→ **WHAT YOU ARE ASKED TO DO**
Go through the material below and copy all lines with "text".

[Items from a dataset]
══════

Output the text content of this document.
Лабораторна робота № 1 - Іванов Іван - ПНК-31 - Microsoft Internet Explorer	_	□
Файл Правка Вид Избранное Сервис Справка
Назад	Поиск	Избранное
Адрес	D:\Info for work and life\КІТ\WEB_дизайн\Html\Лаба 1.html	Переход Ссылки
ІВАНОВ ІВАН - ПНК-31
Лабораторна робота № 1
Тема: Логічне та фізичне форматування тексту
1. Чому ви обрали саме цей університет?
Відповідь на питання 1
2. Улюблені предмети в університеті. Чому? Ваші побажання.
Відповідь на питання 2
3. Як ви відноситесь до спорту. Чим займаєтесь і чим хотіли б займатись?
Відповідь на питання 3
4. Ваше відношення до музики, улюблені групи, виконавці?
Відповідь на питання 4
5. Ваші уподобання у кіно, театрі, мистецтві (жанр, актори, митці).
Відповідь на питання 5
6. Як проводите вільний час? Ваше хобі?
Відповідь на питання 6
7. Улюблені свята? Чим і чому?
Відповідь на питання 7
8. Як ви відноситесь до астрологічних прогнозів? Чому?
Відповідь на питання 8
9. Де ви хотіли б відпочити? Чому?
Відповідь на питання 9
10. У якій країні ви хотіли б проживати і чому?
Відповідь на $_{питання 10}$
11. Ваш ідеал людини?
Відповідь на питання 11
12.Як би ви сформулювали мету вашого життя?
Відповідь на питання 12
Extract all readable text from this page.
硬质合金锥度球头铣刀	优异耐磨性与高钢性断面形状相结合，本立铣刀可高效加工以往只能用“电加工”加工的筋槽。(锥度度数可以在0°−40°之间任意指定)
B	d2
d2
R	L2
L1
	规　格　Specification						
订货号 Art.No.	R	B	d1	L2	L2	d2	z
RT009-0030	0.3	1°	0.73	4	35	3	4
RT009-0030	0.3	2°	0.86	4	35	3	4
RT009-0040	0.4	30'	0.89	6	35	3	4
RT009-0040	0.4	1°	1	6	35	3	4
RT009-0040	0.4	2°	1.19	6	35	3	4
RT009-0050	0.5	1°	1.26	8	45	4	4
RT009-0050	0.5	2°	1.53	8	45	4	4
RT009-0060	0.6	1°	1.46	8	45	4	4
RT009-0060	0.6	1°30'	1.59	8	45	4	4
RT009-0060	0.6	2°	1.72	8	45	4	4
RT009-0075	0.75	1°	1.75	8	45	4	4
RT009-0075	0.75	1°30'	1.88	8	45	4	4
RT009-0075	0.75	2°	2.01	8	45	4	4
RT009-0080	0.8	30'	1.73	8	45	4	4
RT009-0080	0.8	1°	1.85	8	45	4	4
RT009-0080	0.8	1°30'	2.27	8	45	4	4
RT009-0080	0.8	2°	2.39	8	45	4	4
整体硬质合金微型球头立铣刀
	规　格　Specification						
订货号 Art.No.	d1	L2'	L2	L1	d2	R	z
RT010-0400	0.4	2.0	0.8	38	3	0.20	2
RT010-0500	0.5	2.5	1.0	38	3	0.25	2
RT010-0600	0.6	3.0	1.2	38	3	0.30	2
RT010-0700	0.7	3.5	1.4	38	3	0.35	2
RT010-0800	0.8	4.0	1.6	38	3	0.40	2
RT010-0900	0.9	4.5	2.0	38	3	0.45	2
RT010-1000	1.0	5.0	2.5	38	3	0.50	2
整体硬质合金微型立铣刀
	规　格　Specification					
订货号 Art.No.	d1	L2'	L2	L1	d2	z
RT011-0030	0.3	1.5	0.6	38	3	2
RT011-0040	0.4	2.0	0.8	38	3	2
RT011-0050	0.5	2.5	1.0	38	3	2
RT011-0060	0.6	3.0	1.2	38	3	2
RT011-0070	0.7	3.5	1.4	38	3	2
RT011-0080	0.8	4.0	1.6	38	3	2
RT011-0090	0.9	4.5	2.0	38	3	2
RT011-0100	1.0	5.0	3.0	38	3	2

══════

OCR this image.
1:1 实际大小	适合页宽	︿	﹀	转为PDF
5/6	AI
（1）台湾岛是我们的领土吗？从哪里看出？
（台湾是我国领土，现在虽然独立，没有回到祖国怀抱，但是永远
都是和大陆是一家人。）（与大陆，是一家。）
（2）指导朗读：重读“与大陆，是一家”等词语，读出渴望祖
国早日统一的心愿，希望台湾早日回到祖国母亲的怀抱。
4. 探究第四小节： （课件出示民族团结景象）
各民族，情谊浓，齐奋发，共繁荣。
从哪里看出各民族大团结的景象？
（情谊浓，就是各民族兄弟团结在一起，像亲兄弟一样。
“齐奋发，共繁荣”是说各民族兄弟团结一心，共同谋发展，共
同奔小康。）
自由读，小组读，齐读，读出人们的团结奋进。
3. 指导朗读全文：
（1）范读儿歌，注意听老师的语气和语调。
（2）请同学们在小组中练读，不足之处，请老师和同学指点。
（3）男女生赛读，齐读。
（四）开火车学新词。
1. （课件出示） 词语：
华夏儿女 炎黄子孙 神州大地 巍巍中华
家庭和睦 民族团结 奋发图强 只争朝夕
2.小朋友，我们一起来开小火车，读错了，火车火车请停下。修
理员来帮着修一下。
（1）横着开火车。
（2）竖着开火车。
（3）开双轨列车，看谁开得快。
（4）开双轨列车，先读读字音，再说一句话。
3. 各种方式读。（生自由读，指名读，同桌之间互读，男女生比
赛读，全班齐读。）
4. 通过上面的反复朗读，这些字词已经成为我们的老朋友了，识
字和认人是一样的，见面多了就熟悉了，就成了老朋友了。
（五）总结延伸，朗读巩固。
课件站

══════

→ **EXERCISE OUTPUT**
Output the text content of this document.
Extract all readable text from this page.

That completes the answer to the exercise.